--- Prompt ---
Go through the listing and return every line with "Бошко" in it.

--- Records to process ---
*****
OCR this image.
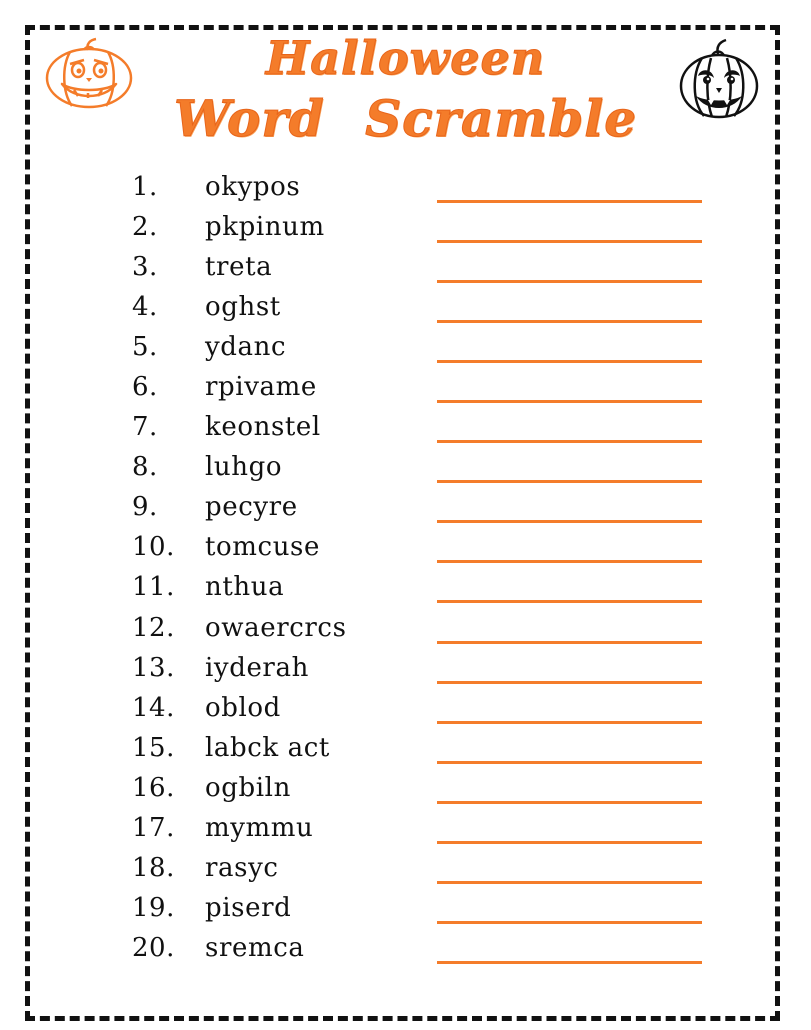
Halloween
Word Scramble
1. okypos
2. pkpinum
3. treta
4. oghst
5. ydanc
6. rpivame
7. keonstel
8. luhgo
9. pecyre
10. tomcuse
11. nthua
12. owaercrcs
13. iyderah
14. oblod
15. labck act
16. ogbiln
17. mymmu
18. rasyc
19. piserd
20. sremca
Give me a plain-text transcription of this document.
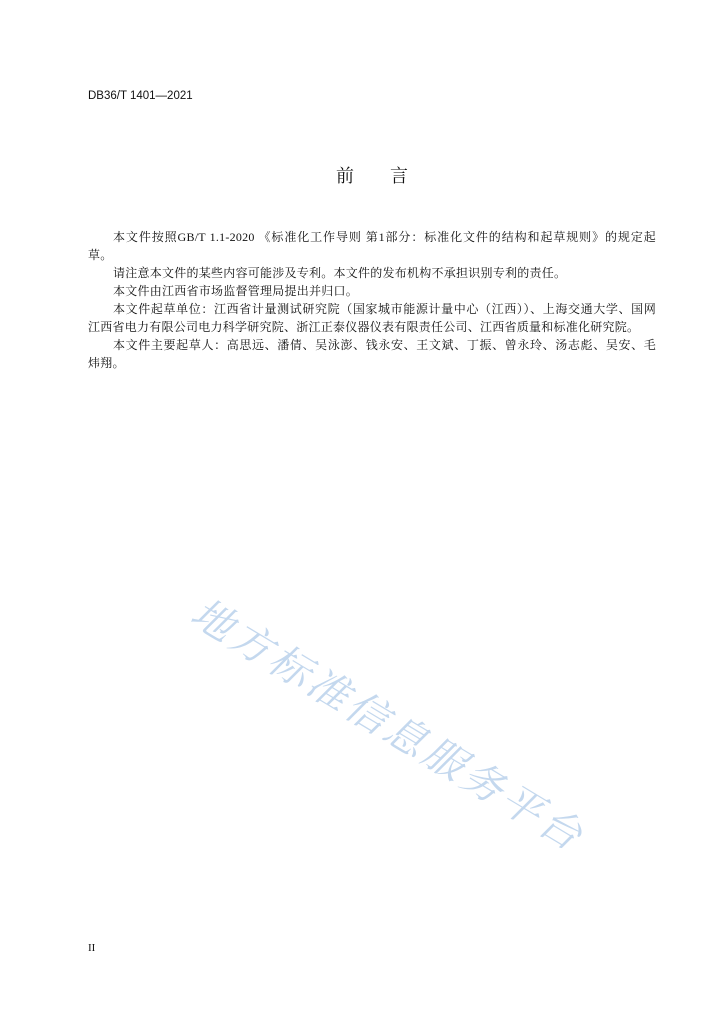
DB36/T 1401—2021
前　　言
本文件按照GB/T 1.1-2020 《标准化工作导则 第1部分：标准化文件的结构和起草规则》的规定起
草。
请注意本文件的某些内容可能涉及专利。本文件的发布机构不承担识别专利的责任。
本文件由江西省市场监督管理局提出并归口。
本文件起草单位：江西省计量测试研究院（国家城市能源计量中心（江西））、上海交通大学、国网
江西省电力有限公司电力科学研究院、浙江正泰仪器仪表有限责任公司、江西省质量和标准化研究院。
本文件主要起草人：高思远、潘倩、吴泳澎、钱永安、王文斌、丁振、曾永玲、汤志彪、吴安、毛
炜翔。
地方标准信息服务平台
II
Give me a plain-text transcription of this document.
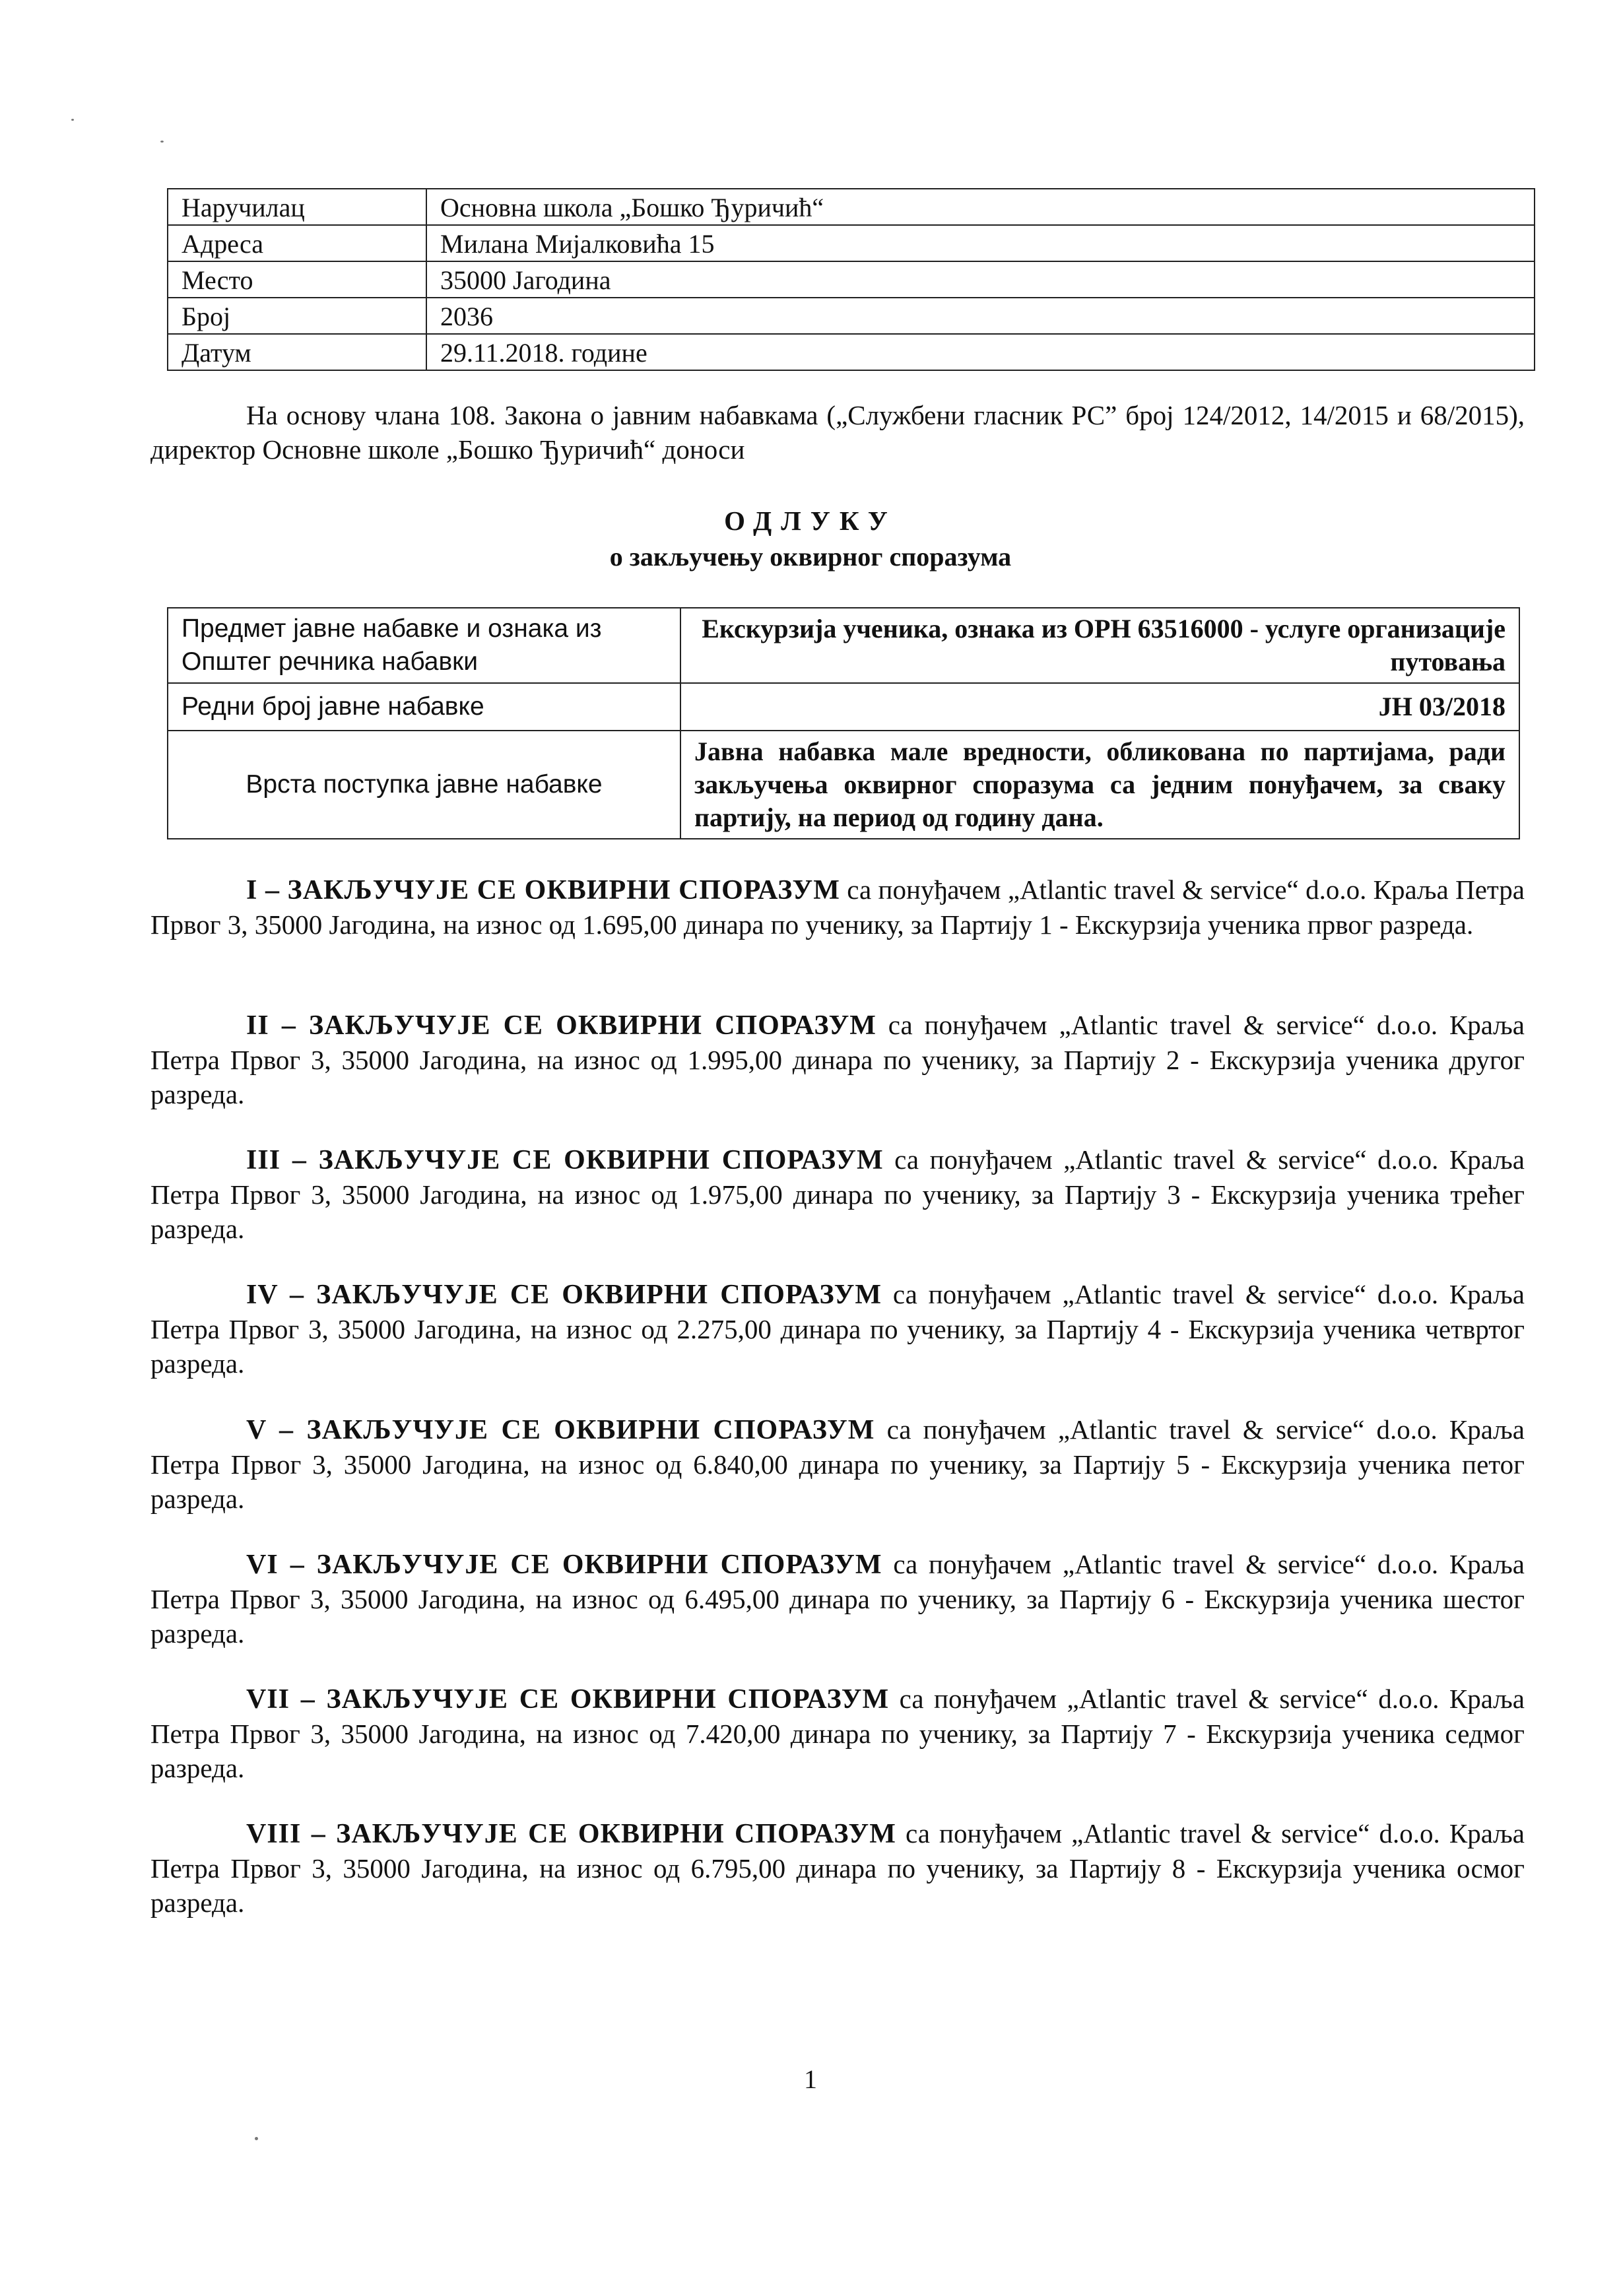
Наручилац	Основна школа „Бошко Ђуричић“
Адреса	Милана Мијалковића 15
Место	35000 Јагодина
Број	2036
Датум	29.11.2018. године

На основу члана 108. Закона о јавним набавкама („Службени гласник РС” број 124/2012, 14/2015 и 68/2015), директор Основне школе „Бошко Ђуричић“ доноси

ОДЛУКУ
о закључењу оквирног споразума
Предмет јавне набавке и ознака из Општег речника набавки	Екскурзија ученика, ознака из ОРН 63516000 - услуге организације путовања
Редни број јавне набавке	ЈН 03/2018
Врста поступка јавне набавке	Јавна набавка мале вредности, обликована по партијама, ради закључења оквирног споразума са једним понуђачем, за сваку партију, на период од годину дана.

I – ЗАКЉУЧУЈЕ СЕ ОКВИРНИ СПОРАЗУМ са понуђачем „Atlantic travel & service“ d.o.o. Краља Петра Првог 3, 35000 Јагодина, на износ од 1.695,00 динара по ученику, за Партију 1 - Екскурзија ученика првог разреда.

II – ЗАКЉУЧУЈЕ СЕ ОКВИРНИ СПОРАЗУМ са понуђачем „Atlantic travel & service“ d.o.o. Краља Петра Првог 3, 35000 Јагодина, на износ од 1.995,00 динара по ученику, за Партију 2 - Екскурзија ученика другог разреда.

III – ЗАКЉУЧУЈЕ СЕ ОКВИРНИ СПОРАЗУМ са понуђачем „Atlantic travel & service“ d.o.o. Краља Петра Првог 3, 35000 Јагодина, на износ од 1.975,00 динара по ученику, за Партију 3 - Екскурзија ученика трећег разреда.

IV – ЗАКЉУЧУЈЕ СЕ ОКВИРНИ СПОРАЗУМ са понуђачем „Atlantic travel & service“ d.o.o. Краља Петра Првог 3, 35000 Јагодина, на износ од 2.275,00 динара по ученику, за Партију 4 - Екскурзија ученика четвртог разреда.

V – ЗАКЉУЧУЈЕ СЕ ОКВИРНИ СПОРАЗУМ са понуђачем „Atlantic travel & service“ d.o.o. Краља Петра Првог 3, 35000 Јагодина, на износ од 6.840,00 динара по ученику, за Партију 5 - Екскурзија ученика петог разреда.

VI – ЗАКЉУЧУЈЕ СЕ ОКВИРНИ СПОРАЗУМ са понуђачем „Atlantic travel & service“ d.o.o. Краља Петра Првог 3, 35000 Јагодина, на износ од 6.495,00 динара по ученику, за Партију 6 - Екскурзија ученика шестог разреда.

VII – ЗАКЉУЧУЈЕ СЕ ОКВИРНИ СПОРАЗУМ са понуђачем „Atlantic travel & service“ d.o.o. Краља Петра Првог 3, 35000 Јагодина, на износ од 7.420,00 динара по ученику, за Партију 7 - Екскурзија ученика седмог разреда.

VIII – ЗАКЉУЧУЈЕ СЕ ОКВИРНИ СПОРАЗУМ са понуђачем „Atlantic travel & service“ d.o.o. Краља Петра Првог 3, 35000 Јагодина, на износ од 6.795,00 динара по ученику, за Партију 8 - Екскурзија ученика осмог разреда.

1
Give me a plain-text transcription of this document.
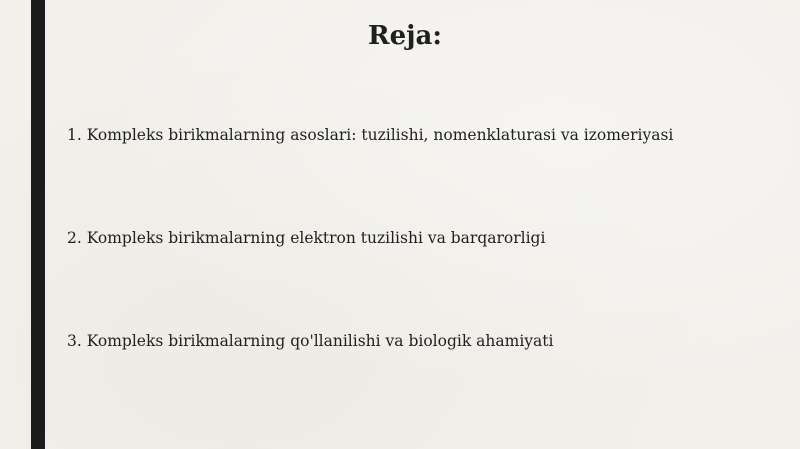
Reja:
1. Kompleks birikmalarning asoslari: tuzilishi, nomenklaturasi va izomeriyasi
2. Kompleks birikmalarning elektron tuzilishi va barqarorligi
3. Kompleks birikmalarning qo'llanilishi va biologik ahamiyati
*****
--- Task response ---
Наручилац	Основна школа „Бошко Ђуричић“
На основу члана 108. Закона о јавним набавкама („Службени гласник РС” број 124/2012, 14/2015 и 68/2015), директор Основне школе „Бошко Ђуричић“ доноси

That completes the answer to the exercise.